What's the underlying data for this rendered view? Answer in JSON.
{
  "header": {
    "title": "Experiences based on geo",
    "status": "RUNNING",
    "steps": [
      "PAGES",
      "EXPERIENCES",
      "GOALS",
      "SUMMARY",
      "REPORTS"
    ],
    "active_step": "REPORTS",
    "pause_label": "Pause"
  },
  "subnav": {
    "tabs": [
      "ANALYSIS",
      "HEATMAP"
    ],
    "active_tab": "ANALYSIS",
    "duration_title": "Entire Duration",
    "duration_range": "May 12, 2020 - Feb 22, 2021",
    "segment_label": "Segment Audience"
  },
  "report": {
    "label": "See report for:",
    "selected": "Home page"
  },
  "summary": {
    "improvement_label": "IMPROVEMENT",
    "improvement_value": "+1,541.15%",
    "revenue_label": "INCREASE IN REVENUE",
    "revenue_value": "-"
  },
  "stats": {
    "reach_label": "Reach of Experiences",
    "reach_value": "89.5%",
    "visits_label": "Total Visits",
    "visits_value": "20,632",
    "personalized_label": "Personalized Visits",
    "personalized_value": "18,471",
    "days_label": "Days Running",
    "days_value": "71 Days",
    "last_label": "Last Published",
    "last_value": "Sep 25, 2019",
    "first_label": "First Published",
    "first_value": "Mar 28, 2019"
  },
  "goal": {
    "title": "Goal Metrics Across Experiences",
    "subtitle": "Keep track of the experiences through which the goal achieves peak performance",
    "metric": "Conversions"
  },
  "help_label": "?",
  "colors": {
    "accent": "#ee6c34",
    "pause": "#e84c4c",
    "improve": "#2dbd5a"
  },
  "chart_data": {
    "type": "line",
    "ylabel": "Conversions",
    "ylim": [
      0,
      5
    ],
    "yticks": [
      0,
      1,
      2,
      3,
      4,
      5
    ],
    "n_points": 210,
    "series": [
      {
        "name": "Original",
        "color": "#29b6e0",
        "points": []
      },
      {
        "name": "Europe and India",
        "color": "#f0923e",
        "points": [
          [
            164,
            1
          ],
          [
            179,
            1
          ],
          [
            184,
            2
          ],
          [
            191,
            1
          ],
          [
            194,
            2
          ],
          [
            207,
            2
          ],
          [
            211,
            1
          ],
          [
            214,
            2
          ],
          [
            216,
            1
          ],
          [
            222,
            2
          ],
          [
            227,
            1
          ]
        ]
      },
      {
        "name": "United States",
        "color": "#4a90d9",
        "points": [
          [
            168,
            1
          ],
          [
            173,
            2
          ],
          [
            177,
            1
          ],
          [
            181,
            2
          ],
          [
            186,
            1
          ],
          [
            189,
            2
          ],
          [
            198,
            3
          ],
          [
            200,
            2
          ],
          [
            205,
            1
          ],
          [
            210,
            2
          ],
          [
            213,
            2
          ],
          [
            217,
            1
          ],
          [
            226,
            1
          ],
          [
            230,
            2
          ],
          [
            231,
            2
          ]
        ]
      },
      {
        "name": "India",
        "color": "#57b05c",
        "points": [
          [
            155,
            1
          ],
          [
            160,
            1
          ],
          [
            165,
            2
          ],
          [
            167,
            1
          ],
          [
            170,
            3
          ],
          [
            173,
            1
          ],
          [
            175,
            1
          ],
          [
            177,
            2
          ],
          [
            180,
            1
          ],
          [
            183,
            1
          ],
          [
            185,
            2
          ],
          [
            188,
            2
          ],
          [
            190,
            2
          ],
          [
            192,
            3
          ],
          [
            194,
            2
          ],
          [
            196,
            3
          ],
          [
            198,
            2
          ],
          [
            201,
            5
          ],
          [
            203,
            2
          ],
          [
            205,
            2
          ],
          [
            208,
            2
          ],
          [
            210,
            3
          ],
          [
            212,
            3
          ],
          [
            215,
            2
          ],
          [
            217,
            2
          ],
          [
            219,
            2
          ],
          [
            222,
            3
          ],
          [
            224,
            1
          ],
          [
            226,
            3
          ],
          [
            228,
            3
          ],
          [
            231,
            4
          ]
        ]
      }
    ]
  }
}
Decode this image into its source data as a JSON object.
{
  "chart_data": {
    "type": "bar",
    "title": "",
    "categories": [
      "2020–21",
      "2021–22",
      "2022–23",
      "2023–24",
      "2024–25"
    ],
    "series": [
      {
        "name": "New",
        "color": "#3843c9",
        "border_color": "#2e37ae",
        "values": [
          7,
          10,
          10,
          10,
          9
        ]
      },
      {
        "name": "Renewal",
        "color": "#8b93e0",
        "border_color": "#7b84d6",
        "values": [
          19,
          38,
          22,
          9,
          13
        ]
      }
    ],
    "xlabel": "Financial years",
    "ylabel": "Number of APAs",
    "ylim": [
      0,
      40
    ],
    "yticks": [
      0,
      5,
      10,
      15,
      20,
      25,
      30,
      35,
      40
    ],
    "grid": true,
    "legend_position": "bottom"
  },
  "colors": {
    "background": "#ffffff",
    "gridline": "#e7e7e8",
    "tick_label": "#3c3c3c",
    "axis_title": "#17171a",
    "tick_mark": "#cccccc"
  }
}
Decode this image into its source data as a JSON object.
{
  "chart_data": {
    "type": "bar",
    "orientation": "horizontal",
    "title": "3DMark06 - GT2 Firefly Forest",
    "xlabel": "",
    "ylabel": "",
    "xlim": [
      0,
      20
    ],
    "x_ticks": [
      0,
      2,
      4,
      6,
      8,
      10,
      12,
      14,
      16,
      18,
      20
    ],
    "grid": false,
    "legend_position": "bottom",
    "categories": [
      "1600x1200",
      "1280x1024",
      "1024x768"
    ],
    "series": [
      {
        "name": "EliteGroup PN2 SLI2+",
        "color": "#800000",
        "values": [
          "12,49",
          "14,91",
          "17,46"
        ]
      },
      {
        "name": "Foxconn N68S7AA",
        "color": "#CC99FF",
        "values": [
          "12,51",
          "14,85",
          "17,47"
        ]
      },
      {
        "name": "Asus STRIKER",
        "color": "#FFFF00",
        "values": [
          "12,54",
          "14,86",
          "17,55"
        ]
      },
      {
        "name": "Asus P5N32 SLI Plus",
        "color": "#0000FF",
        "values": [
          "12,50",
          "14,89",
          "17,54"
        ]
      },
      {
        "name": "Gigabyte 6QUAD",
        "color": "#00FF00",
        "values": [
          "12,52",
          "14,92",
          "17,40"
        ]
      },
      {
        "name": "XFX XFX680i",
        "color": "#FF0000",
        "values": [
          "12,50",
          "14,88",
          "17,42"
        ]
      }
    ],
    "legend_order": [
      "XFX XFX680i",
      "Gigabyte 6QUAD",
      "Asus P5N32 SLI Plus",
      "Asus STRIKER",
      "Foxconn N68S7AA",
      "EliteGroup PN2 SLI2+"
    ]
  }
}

▶ _AIM_: Every line of the data above should be copied exactly.

▶ _PROBLEM SOLUTION_:
What's the underlying data for this rendered view? Answer in JSON.
{
  "header": {
    "title": "Experiences based on geo",
    "status": "RUNNING",
    "steps": [
      "PAGES",
      "EXPERIENCES",
      "GOALS",
      "SUMMARY",
      "REPORTS"
    ],
    "active_step": "REPORTS",
    "pause_label": "Pause"
  },
  "subnav": {
    "tabs": [
      "ANALYSIS",
      "HEATMAP"
    ],
    "active_tab": "ANALYSIS",
    "duration_title": "Entire Duration",
    "duration_range": "May 12, 2020 - Feb 22, 2021",
    "segment_label": "Segment Audience"
  },
  "report": {
    "label": "See report for:",
    "selected": "Home page"
  },
  "summary": {
    "improvement_label": "IMPROVEMENT",
    "improvement_value": "+1,541.15%",
    "revenue_label": "INCREASE IN REVENUE",
    "revenue_value": "-"
  },
  "stats": {
    "reach_label": "Reach of Experiences",
    "reach_value": "89.5%",
    "visits_label": "Total Visits",
    "visits_value": "20,632",
    "personalized_label": "Personalized Visits",
    "personalized_value": "18,471",
    "days_label": "Days Running",
    "days_value": "71 Days",
    "last_label": "Last Published",
    "last_value": "Sep 25, 2019",
    "first_label": "First Published",
    "first_value": "Mar 28, 2019"
  },
  "goal": {
    "title": "Goal Metrics Across Experiences",
    "subtitle": "Keep track of the experiences through which the goal achieves peak performance",
    "metric": "Conversions"
  },
  "help_label": "?",
  "colors": {
    "accent": "#ee6c34",
    "pause": "#e84c4c",
    "improve": "#2dbd5a"
  },
  "chart_data": {
    "type": "line",
    "ylabel": "Conversions",
    "ylim": [
      0,
      5
    ],
    "yticks": [
      0,
      1,
      2,
      3,
      4,
      5
    ],
    "n_points": 210,
    "series": [
      {
        "name": "Original",
        "color": "#29b6e0",
        "points": []
      },
      {
        "name": "Europe and India",
        "color": "#f0923e",
        "points": [
          [
            164,
            1
          ],
          [
            179,
            1
          ],
          [
            184,
            2
          ],
          [
            191,
            1
          ],
          [
            194,
            2
          ],
          [
            207,
            2
          ],
          [
            211,
            1
          ],
          [
            214,
            2
          ],
          [
            216,
            1
          ],
          [
            222,
            2
          ],
          [
            227,
            1
          ]
        ]
      },
      {
        "name": "United States",
        "color": "#4a90d9",
        "points": [
          [
            168,
            1
          ],
          [
            173,
            2
          ],
          [
            177,
            1
          ],
          [
            181,
            2
          ],
          [
            186,
            1
          ],
          [
            189,
            2
          ],
          [
            198,
            3
          ],
          [
            200,
            2
          ],
          [
            205,
            1
          ],
          [
            210,
            2
          ],
          [
            213,
            2
          ],
          [
            217,
            1
          ],
          [
            226,
            1
          ],
          [
            230,
            2
          ],
          [
            231,
            2
          ]
        ]
      },
      {
        "name": "India",
        "color": "#57b05c",
        "points": [
          [
            155,
            1
          ],
          [
            160,
            1
          ],
          [
            165,
            2
          ],
          [
            167,
            1
          ],
          [
            170,
            3
          ],
          [
            173,
            1
          ],
          [
            175,
            1
          ],
          [
            177,
            2
          ],
          [
            180,
            1
          ],
          [
            183,
            1
          ],
          [
            185,
            2
          ],
          [
            188,
            2
          ],
          [
            190,
            2
          ],
          [
            192,
            3
          ],
          [
            194,
            2
          ],
          [
            196,
            3
          ],
          [
            198,
            2
          ],
          [
            201,
            5
          ],
          [
            203,
            2
          ],
          [
            205,
            2
          ],
          [
            208,
            2
          ],
          [
            210,
            3
          ],
          [
            212,
            3
          ],
          [
            215,
            2
          ],
          [
            217,
            2
          ],
          [
            219,
            2
          ],
          [
            222,
            3
          ],
          [
            224,
            1
          ],
          [
            226,
            3
          ],
          [
            228,
            3
          ],
          [
            231,
            4
          ]
        ]
      }
    ]
  }
}
Decode this image into its source data as a JSON object.
{
  "chart_data": {
    "type": "bar",
    "title": "",
    "categories": [
      "2020–21",
      "2021–22",
      "2022–23",
      "2023–24",
      "2024–25"
    ],
    "series": [
      {
        "name": "New",
        "color": "#3843c9",
        "border_color": "#2e37ae",
        "values": [
          7,
          10,
          10,
          10,
          9
        ]
      },
      {
        "name": "Renewal",
        "color": "#8b93e0",
        "border_color": "#7b84d6",
        "values": [
          19,
          38,
          22,
          9,
          13
        ]
      }
    ],
    "xlabel": "Financial years",
    "ylabel": "Number of APAs",
    "ylim": [
      0,
      40
    ],
    "yticks": [
      0,
      5,
      10,
      15,
      20,
      25,
      30,
      35,
      40
    ],
    "grid": true,
    "legend_position": "bottom"
  },
  "colors": {
    "background": "#ffffff",
    "gridline": "#e7e7e8",
    "tick_label": "#3c3c3c",
    "axis_title": "#17171a",
    "tick_mark": "#cccccc"
  }
}
Decode this image into its source data as a JSON object.
{
  "chart_data": {
    "type": "bar",
    "orientation": "horizontal",
    "title": "3DMark06 - GT2 Firefly Forest",
    "xlabel": "",
    "ylabel": "",
    "xlim": [
      0,
      20
    ],
    "x_ticks": [
      0,
      2,
      4,
      6,
      8,
      10,
      12,
      14,
      16,
      18,
      20
    ],
    "grid": false,
    "legend_position": "bottom",
    "categories": [
      "1600x1200",
      "1280x1024",
      "1024x768"
    ],
    "series": [
      {
        "name": "EliteGroup PN2 SLI2+",
        "color": "#800000",
        "values": [
          "12,49",
          "14,91",
          "17,46"
        ]
      },
      {
        "name": "Foxconn N68S7AA",
        "color": "#CC99FF",
        "values": [
          "12,51",
          "14,85",
          "17,47"
        ]
      },
      {
        "name": "Asus STRIKER",
        "color": "#FFFF00",
        "values": [
          "12,54",
          "14,86",
          "17,55"
        ]
      },
      {
        "name": "Asus P5N32 SLI Plus",
        "color": "#0000FF",
        "values": [
          "12,50",
          "14,89",
          "17,54"
        ]
      },
      {
        "name": "Gigabyte 6QUAD",
        "color": "#00FF00",
        "values": [
          "12,52",
          "14,92",
          "17,40"
        ]
      },
      {
        "name": "XFX XFX680i",
        "color": "#FF0000",
        "values": [
          "12,50",
          "14,88",
          "17,42"
        ]
      }
    ],
    "legend_order": [
      "XFX XFX680i",
      "Gigabyte 6QUAD",
      "Asus P5N32 SLI Plus",
      "Asus STRIKER",
      "Foxconn N68S7AA",
      "EliteGroup PN2 SLI2+"
    ]
  }
}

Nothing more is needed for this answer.